◆ PROBLEM TO WORK ON ◆
Retype all of the entries word for word.

◆ MATERIAL TO PROCESS ◆
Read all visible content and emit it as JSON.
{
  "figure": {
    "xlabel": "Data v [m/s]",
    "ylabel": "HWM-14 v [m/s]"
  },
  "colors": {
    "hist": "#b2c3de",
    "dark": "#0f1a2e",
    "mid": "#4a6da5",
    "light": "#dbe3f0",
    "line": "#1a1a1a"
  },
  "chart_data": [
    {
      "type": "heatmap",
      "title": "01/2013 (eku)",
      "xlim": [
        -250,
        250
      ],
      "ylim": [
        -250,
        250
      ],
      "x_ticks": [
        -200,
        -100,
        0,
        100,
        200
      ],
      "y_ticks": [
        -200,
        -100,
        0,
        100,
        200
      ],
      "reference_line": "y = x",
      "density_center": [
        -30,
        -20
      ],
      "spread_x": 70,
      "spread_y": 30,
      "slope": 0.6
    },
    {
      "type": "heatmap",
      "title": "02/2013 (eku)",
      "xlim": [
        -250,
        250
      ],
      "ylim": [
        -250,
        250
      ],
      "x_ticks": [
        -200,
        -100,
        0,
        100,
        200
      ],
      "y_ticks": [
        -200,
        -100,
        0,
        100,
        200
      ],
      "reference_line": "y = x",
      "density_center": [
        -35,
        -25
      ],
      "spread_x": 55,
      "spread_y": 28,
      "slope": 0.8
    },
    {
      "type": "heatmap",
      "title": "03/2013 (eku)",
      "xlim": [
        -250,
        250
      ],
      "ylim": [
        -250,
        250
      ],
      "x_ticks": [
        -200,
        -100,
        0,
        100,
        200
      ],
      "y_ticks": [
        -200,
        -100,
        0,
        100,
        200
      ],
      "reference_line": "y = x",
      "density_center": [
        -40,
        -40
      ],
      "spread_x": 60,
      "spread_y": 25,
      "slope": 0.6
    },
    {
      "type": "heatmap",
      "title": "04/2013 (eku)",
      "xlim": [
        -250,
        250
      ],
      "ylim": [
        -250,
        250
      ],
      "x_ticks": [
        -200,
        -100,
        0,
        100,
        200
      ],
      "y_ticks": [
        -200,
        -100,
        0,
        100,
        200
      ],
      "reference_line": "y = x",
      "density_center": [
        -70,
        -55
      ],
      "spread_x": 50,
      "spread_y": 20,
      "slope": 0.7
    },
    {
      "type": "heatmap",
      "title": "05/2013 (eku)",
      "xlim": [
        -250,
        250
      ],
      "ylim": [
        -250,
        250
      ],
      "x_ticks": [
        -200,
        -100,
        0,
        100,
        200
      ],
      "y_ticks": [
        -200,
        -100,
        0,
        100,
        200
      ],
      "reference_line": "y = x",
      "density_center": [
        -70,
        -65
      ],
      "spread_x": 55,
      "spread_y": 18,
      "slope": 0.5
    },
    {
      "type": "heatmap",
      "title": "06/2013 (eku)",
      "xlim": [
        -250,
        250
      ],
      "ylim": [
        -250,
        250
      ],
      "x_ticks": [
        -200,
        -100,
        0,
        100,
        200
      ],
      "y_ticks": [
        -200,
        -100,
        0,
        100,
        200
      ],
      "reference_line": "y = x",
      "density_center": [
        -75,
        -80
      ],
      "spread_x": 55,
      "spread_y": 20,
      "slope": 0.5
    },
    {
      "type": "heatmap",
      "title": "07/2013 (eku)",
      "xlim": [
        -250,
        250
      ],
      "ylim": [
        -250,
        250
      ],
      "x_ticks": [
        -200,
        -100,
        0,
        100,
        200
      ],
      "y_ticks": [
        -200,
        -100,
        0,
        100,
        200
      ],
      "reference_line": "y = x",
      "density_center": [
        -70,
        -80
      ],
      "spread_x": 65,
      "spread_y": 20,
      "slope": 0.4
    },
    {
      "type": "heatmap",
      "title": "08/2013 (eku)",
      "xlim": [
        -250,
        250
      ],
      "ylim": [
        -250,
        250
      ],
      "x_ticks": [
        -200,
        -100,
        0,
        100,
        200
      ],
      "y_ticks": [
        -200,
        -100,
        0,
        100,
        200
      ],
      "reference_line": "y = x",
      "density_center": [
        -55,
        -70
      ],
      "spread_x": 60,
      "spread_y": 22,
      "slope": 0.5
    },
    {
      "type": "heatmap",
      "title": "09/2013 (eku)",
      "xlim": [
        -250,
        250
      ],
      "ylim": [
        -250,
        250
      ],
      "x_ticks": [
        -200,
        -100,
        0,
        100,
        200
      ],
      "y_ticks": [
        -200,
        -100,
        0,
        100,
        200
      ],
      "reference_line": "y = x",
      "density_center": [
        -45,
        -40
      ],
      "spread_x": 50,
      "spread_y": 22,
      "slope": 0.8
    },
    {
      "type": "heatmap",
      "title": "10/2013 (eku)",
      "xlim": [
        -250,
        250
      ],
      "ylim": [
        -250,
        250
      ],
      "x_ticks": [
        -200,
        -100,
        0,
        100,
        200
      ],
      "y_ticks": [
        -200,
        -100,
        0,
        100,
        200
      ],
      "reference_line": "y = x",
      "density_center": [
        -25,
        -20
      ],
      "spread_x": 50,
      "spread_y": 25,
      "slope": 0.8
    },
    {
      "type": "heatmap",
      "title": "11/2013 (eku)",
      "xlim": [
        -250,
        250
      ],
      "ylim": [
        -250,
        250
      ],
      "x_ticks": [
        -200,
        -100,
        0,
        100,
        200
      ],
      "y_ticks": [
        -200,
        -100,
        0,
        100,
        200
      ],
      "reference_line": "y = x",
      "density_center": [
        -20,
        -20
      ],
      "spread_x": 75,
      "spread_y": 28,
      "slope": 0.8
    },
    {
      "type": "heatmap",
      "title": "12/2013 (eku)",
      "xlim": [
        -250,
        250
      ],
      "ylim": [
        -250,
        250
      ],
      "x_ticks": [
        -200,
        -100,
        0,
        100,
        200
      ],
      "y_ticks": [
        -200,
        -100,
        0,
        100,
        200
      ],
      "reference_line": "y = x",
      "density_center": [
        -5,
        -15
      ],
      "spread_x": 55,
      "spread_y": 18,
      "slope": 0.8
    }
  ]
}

◆ THE COMPLETED TASK ◆
Read all visible content and emit it as JSON.
{
  "figure": {
    "xlabel": "Data v [m/s]",
    "ylabel": "HWM-14 v [m/s]"
  },
  "colors": {
    "hist": "#b2c3de",
    "dark": "#0f1a2e",
    "mid": "#4a6da5",
    "light": "#dbe3f0",
    "line": "#1a1a1a"
  },
  "chart_data": [
    {
      "type": "heatmap",
      "title": "01/2013 (eku)",
      "xlim": [
        -250,
        250
      ],
      "ylim": [
        -250,
        250
      ],
      "x_ticks": [
        -200,
        -100,
        0,
        100,
        200
      ],
      "y_ticks": [
        -200,
        -100,
        0,
        100,
        200
      ],
      "reference_line": "y = x",
      "density_center": [
        -30,
        -20
      ],
      "spread_x": 70,
      "spread_y": 30,
      "slope": 0.6
    },
    {
      "type": "heatmap",
      "title": "02/2013 (eku)",
      "xlim": [
        -250,
        250
      ],
      "ylim": [
        -250,
        250
      ],
      "x_ticks": [
        -200,
        -100,
        0,
        100,
        200
      ],
      "y_ticks": [
        -200,
        -100,
        0,
        100,
        200
      ],
      "reference_line": "y = x",
      "density_center": [
        -35,
        -25
      ],
      "spread_x": 55,
      "spread_y": 28,
      "slope": 0.8
    },
    {
      "type": "heatmap",
      "title": "03/2013 (eku)",
      "xlim": [
        -250,
        250
      ],
      "ylim": [
        -250,
        250
      ],
      "x_ticks": [
        -200,
        -100,
        0,
        100,
        200
      ],
      "y_ticks": [
        -200,
        -100,
        0,
        100,
        200
      ],
      "reference_line": "y = x",
      "density_center": [
        -40,
        -40
      ],
      "spread_x": 60,
      "spread_y": 25,
      "slope": 0.6
    },
    {
      "type": "heatmap",
      "title": "04/2013 (eku)",
      "xlim": [
        -250,
        250
      ],
      "ylim": [
        -250,
        250
      ],
      "x_ticks": [
        -200,
        -100,
        0,
        100,
        200
      ],
      "y_ticks": [
        -200,
        -100,
        0,
        100,
        200
      ],
      "reference_line": "y = x",
      "density_center": [
        -70,
        -55
      ],
      "spread_x": 50,
      "spread_y": 20,
      "slope": 0.7
    },
    {
      "type": "heatmap",
      "title": "05/2013 (eku)",
      "xlim": [
        -250,
        250
      ],
      "ylim": [
        -250,
        250
      ],
      "x_ticks": [
        -200,
        -100,
        0,
        100,
        200
      ],
      "y_ticks": [
        -200,
        -100,
        0,
        100,
        200
      ],
      "reference_line": "y = x",
      "density_center": [
        -70,
        -65
      ],
      "spread_x": 55,
      "spread_y": 18,
      "slope": 0.5
    },
    {
      "type": "heatmap",
      "title": "06/2013 (eku)",
      "xlim": [
        -250,
        250
      ],
      "ylim": [
        -250,
        250
      ],
      "x_ticks": [
        -200,
        -100,
        0,
        100,
        200
      ],
      "y_ticks": [
        -200,
        -100,
        0,
        100,
        200
      ],
      "reference_line": "y = x",
      "density_center": [
        -75,
        -80
      ],
      "spread_x": 55,
      "spread_y": 20,
      "slope": 0.5
    },
    {
      "type": "heatmap",
      "title": "07/2013 (eku)",
      "xlim": [
        -250,
        250
      ],
      "ylim": [
        -250,
        250
      ],
      "x_ticks": [
        -200,
        -100,
        0,
        100,
        200
      ],
      "y_ticks": [
        -200,
        -100,
        0,
        100,
        200
      ],
      "reference_line": "y = x",
      "density_center": [
        -70,
        -80
      ],
      "spread_x": 65,
      "spread_y": 20,
      "slope": 0.4
    },
    {
      "type": "heatmap",
      "title": "08/2013 (eku)",
      "xlim": [
        -250,
        250
      ],
      "ylim": [
        -250,
        250
      ],
      "x_ticks": [
        -200,
        -100,
        0,
        100,
        200
      ],
      "y_ticks": [
        -200,
        -100,
        0,
        100,
        200
      ],
      "reference_line": "y = x",
      "density_center": [
        -55,
        -70
      ],
      "spread_x": 60,
      "spread_y": 22,
      "slope": 0.5
    },
    {
      "type": "heatmap",
      "title": "09/2013 (eku)",
      "xlim": [
        -250,
        250
      ],
      "ylim": [
        -250,
        250
      ],
      "x_ticks": [
        -200,
        -100,
        0,
        100,
        200
      ],
      "y_ticks": [
        -200,
        -100,
        0,
        100,
        200
      ],
      "reference_line": "y = x",
      "density_center": [
        -45,
        -40
      ],
      "spread_x": 50,
      "spread_y": 22,
      "slope": 0.8
    },
    {
      "type": "heatmap",
      "title": "10/2013 (eku)",
      "xlim": [
        -250,
        250
      ],
      "ylim": [
        -250,
        250
      ],
      "x_ticks": [
        -200,
        -100,
        0,
        100,
        200
      ],
      "y_ticks": [
        -200,
        -100,
        0,
        100,
        200
      ],
      "reference_line": "y = x",
      "density_center": [
        -25,
        -20
      ],
      "spread_x": 50,
      "spread_y": 25,
      "slope": 0.8
    },
    {
      "type": "heatmap",
      "title": "11/2013 (eku)",
      "xlim": [
        -250,
        250
      ],
      "ylim": [
        -250,
        250
      ],
      "x_ticks": [
        -200,
        -100,
        0,
        100,
        200
      ],
      "y_ticks": [
        -200,
        -100,
        0,
        100,
        200
      ],
      "reference_line": "y = x",
      "density_center": [
        -20,
        -20
      ],
      "spread_x": 75,
      "spread_y": 28,
      "slope": 0.8
    },
    {
      "type": "heatmap",
      "title": "12/2013 (eku)",
      "xlim": [
        -250,
        250
      ],
      "ylim": [
        -250,
        250
      ],
      "x_ticks": [
        -200,
        -100,
        0,
        100,
        200
      ],
      "y_ticks": [
        -200,
        -100,
        0,
        100,
        200
      ],
      "reference_line": "y = x",
      "density_center": [
        -5,
        -15
      ],
      "spread_x": 55,
      "spread_y": 18,
      "slope": 0.8
    }
  ]
}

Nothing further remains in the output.